=== The exercise ===
Write the records out again, precisely as they stand.

=== Data for this task ===
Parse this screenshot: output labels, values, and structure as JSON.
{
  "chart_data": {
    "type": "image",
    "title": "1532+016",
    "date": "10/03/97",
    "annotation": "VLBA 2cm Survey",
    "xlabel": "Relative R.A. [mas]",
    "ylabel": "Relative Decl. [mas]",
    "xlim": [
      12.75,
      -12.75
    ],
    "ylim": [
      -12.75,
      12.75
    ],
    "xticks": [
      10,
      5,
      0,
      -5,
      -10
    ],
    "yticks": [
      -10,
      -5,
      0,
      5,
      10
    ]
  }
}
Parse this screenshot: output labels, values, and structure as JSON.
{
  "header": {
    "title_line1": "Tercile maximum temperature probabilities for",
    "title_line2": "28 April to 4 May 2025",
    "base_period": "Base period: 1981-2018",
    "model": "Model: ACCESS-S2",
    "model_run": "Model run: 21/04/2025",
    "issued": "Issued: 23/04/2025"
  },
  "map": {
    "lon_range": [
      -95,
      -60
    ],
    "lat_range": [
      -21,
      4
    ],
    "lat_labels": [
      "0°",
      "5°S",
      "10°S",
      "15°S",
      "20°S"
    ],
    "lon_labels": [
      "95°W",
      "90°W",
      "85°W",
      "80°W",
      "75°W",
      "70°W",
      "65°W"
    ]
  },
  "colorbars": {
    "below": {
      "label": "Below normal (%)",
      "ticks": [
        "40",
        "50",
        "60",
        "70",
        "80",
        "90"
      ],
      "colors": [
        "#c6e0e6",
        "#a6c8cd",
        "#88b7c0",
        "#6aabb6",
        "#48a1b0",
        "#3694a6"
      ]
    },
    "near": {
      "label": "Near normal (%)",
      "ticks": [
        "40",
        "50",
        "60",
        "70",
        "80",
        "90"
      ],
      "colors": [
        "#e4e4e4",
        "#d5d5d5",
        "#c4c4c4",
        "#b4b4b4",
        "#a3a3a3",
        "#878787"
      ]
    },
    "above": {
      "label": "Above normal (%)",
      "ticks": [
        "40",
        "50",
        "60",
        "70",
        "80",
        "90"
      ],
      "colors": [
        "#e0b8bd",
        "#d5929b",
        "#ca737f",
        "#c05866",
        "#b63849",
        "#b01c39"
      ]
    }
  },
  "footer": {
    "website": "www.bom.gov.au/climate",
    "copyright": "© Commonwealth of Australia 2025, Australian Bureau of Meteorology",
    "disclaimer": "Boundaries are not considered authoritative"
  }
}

=== Result ===
Parse this screenshot: output labels, values, and structure as JSON.
{
  "chart_data": {
    "type": "image",
    "title": "1532+016",
    "date": "10/03/97",
    "annotation": "VLBA 2cm Survey",
    "xlabel": "Relative R.A. [mas]",
    "ylabel": "Relative Decl. [mas]",
    "xlim": [
      12.75,
      -12.75
    ],
    "ylim": [
      -12.75,
      12.75
    ],
    "xticks": [
      10,
      5,
      0,
      -5,
      -10
    ],
    "yticks": [
      -10,
      -5,
      0,
      5,
      10
    ]
  }
}
Parse this screenshot: output labels, values, and structure as JSON.
{
  "header": {
    "title_line1": "Tercile maximum temperature probabilities for",
    "title_line2": "28 April to 4 May 2025",
    "base_period": "Base period: 1981-2018",
    "model": "Model: ACCESS-S2",
    "model_run": "Model run: 21/04/2025",
    "issued": "Issued: 23/04/2025"
  },
  "map": {
    "lon_range": [
      -95,
      -60
    ],
    "lat_range": [
      -21,
      4
    ],
    "lat_labels": [
      "0°",
      "5°S",
      "10°S",
      "15°S",
      "20°S"
    ],
    "lon_labels": [
      "95°W",
      "90°W",
      "85°W",
      "80°W",
      "75°W",
      "70°W",
      "65°W"
    ]
  },
  "colorbars": {
    "below": {
      "label": "Below normal (%)",
      "ticks": [
        "40",
        "50",
        "60",
        "70",
        "80",
        "90"
      ],
      "colors": [
        "#c6e0e6",
        "#a6c8cd",
        "#88b7c0",
        "#6aabb6",
        "#48a1b0",
        "#3694a6"
      ]
    },
    "near": {
      "label": "Near normal (%)",
      "ticks": [
        "40",
        "50",
        "60",
        "70",
        "80",
        "90"
      ],
      "colors": [
        "#e4e4e4",
        "#d5d5d5",
        "#c4c4c4",
        "#b4b4b4",
        "#a3a3a3",
        "#878787"
      ]
    },
    "above": {
      "label": "Above normal (%)",
      "ticks": [
        "40",
        "50",
        "60",
        "70",
        "80",
        "90"
      ],
      "colors": [
        "#e0b8bd",
        "#d5929b",
        "#ca737f",
        "#c05866",
        "#b63849",
        "#b01c39"
      ]
    }
  },
  "footer": {
    "website": "www.bom.gov.au/climate",
    "copyright": "© Commonwealth of Australia 2025, Australian Bureau of Meteorology",
    "disclaimer": "Boundaries are not considered authoritative"
  }
}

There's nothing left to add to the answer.